PROBLEM REQUIREMENTS - Continue the news story below about Michael J. Bizanowicz's lost sex offender registration in Woburn, starting right after its final sentence. The data that follows the story is not part of it.

SOURCE PASSAGE -
Michael J. Bizanowicz walked into the Woburn Police Department in the summer of 2002 and registered as a convicted sex offender, but the paperwork was apparently lost and his neighbors were not informed of his status until 16 months later -- after he had allegedly raped and killed a woman and slit the throat of her 12-year-old daughter.

Woburn Police Chief Philip L. Mahoney confirmed yesterday that Bizanowicz, 41, properly registered with the department in accordance with state law on Aug. 19, 2002, giving his fingerprints and having his mug shot taken. Bizanowicz was apparently prompted to register after his probation officer and a Woburn police officer went to his girlfriend's Totman Drive apartment to deliver an order requiring him to surrender to the court because he had violated probation by skipping some of his court-ordered sex offender treatment classes. His failure to register as a sex offender with the police in the community where he was living would have resulted in another probation violation.

What happened after Bizanowicz's visit to the police station is unclear -- either the information was never sent to the state Sex Offender Registry Board, or it was sent and lost on the other end, Mahoney said.

Either way, Woburn police never received confirmation from the board of Bizanowicz's status as a Level 3 offender, the highest level. As a result, police never notified his neighbors or community organizations as mandated by state law.

"I don't know if we were the ones who screwed up," Mahoney said last night. "But it doesn't matter, I just feel outraged. We could have and would have at least been able to give those neighbors some notification. We have a 34-year-old woman and a 12-year-old girl dead. Whether this would have changed anything I don't know, but at least in my own mind we would have done everything we could.

"I feel terrible about this, no matter who screwed up," Mahoney said.

Neighbors and friends of 34-year-old Joanne C. Presti and her daughter Alyssa have complained bitterly about not being notified that Bizanowicz, a convicted rapist who frequently played with neighborhood children and whose girlfriend was a friend of Presti's, was registered as a sex offender.

"I'm shocked. How do you lose that kind of paperwork?" Totman Drive resident Joanne Bruyette said last night. "I am really angry." Bruyette said she and one of her three teenage daughter were asked to go down to the police station for questioning after the slaying. In a glass case at the station entrance are photos of four of the city's sex offenders. Bizanowicz isn't one of them.

"Even just seeing those four, that was alarming," she said.

Informed last night that Mahoney said that Bizanowicz had attempted to register in Woburn, Charles McDonald, a spokesman for the registry, said, "We're going to look at that." As of last night, McDonald said, the registry had only one active address for Bizanowicz, which was in Lowell.

Police departments are trained how to use the state's sex offender database and can determine a person's status or update the system via computer -- adding new addresses for sex offenders, for instance -- from their headquarters, according to McDonald. But he said it was unclear yesterday how police departments notified the registry in 2002 of sex offenders living in their communities.

Mahoney said yesterday that he could not comment on whether Woburn had computer access to the registry at the time. The probation department, meanwhile, does not have direct access to the registry computer system, McDonald said, but "we rely on them heavily to communicate with us because many times they develop information that is helpful to us."

MATERIAL SUPPLIED -
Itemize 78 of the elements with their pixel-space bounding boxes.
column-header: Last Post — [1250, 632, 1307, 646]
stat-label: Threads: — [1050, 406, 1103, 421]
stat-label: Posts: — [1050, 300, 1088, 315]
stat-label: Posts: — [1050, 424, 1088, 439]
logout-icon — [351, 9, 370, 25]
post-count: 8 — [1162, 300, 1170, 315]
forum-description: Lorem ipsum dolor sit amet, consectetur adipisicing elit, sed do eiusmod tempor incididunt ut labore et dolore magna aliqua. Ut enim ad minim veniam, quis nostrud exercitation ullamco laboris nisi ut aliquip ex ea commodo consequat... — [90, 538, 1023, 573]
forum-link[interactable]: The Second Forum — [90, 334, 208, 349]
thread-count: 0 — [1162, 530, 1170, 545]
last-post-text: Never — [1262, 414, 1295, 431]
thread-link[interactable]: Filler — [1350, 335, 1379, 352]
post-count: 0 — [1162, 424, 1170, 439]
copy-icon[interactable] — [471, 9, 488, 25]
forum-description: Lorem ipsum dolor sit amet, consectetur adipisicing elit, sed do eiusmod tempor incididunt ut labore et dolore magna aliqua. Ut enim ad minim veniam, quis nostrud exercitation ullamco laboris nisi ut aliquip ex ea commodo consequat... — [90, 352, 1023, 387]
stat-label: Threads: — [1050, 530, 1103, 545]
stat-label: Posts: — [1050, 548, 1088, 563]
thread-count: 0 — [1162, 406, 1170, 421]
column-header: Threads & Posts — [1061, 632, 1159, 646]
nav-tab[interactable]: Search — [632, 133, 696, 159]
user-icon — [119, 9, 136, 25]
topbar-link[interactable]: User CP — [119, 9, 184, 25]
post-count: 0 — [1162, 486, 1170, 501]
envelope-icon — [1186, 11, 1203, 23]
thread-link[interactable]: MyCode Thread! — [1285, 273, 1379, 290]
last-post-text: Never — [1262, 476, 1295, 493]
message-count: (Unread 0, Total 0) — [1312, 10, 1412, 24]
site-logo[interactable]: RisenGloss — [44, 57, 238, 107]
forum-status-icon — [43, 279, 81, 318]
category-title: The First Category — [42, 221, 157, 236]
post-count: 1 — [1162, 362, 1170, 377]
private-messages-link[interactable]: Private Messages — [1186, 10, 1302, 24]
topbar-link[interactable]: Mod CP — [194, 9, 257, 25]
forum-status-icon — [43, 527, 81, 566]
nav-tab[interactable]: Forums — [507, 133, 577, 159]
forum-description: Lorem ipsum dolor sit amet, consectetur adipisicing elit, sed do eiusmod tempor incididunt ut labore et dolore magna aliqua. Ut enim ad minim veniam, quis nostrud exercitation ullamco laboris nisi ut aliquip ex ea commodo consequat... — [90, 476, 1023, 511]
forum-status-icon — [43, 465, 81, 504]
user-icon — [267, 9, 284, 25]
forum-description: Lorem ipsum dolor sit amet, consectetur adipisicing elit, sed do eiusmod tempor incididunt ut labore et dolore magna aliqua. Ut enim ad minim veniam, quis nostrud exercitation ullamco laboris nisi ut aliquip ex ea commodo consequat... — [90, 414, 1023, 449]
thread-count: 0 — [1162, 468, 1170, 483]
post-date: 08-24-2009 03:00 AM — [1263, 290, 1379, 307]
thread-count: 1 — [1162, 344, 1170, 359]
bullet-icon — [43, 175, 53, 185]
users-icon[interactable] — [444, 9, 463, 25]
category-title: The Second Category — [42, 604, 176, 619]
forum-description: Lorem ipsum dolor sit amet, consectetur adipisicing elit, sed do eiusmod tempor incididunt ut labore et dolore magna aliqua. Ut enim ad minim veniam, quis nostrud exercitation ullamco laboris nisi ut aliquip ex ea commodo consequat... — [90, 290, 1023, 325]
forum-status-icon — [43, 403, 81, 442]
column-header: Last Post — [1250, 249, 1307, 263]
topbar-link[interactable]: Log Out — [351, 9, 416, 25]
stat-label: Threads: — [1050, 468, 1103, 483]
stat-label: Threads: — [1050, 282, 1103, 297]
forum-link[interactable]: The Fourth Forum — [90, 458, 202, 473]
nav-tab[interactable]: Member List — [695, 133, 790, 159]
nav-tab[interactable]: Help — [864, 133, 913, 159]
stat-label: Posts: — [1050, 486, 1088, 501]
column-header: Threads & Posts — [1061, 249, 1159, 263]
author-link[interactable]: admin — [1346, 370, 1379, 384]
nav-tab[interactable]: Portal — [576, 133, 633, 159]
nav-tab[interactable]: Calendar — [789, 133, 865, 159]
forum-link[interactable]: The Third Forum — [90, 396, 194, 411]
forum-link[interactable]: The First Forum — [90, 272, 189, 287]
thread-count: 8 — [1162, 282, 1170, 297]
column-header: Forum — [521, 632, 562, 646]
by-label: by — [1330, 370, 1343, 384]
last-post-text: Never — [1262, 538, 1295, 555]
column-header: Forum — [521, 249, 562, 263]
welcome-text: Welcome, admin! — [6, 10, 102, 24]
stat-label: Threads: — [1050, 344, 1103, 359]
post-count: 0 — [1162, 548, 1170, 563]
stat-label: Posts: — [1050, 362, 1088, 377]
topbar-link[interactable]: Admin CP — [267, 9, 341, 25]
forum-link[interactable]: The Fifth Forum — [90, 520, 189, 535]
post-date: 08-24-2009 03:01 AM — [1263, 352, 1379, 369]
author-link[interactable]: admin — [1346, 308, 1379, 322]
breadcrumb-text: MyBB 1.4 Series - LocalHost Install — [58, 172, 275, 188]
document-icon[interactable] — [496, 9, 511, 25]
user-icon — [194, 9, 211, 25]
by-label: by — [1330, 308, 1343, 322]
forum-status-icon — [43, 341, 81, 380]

EXERCISE RESPONSE -
Suzanne DelVecchio, chief justice of the state Superior Court, said yesterday she didn't know whether Bizanowicz's probation officer had attempted to check if his registration as a sex offender in Woburn had been processed.

When any work or home address is added to the database for a sex offender and the registry confirms that that offender is at Level 3, a community notification process is triggered, requiring the local police chief to within two days "notify organizations in the community which are likely to encounter such sex offender and individual members of the public who are likely to encounter such sex offender," according to state law.

The notifications include offering the information to the local newspaper and public access cable station, hanging notices in the local town hall and library, posting a flier in the police station, and contacting schools and homes for the elderly, among other steps.

Handing out fliers in neighborhoods is also allowed but not required, McDonald said.

When Bizanowicz moved to Lowell and registered his address on Westford Street, his neighbors said they received written notification from the Lowell Police Department, including information of a 1989 conviction for child rape.

Advocates of sex offender notification were stunned by news of the apparent mistake in Woburn. "It is not very often that I'm speechless, but I really just can't believe this," Laura Ahearn, the executive director of Parents for Megan's Law, said last night. "The registry and the notification process -- all of these things are put into place to prevent people from being hurt. But here you have a mistake that has caused a woman and her child to lose their lives. It's a complete tragedy."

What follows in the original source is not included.